§ **Dataset entries**
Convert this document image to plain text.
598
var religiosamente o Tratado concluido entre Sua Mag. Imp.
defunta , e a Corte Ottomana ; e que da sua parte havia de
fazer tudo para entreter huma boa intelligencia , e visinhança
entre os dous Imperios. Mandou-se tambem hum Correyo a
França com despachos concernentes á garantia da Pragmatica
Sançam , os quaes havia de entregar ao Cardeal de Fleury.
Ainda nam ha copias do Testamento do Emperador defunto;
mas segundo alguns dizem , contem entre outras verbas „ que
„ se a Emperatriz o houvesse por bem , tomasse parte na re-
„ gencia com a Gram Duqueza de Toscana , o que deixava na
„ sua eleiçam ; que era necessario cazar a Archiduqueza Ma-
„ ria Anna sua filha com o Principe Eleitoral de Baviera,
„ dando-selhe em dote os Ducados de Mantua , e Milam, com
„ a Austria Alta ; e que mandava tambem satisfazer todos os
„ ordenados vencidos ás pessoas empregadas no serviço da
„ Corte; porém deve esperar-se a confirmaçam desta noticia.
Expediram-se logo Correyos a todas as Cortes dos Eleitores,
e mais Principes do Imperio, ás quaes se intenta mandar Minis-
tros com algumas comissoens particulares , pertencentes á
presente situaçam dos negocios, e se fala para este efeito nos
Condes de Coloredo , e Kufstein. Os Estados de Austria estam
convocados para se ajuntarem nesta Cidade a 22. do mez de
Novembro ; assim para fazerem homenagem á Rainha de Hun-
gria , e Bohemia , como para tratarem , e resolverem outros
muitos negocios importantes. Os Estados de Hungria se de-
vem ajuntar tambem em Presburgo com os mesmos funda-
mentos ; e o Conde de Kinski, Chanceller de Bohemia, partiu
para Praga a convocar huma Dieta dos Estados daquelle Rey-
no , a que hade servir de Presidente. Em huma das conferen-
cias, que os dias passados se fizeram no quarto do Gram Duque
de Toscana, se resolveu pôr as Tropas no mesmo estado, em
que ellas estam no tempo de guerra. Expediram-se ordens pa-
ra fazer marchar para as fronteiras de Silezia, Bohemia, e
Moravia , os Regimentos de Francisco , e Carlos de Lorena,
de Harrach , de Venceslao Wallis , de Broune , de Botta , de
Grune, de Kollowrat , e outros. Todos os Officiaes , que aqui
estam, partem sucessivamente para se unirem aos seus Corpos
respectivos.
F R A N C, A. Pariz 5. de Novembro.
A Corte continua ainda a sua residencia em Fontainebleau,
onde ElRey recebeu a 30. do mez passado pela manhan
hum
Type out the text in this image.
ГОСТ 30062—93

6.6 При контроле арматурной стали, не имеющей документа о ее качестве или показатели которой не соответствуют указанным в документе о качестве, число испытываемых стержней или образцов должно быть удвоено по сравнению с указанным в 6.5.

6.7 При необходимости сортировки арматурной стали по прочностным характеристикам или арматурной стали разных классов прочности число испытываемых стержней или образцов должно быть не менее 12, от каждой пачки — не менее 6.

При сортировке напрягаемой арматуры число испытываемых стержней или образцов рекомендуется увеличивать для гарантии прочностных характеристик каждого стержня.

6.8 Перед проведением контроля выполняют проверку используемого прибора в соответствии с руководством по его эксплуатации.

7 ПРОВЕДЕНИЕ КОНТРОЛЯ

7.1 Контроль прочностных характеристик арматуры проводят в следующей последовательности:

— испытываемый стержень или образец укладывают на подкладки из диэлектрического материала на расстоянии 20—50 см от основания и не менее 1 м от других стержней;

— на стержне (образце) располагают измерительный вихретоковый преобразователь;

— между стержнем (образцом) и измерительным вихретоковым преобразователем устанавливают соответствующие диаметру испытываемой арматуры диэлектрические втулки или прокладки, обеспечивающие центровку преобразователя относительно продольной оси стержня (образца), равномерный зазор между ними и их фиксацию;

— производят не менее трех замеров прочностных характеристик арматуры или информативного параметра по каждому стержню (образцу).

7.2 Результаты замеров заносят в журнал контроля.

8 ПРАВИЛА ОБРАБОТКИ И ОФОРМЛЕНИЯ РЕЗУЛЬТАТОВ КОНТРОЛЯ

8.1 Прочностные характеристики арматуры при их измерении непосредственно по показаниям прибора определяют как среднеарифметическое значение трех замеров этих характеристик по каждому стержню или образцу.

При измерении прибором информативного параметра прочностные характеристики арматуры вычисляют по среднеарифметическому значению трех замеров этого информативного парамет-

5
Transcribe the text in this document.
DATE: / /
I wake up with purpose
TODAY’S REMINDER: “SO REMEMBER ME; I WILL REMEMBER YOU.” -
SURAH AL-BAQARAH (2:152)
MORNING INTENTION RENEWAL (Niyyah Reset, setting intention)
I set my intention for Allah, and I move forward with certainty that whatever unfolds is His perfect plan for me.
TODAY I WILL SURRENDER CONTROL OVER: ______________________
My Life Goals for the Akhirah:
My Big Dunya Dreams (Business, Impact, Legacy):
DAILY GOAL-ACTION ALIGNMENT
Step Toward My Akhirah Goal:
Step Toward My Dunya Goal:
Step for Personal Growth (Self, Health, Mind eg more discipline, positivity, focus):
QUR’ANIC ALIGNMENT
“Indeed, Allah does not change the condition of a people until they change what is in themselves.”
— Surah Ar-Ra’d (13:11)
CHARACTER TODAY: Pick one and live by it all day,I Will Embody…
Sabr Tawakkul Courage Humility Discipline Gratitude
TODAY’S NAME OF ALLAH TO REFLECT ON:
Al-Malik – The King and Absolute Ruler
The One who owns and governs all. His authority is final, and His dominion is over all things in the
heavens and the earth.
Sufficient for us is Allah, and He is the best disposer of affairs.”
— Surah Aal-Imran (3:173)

§ **TO BE DONE**
Determine how many lines above contain "havia" as a word or string. Give the number alone.

§ **FINAL ANSWER**
2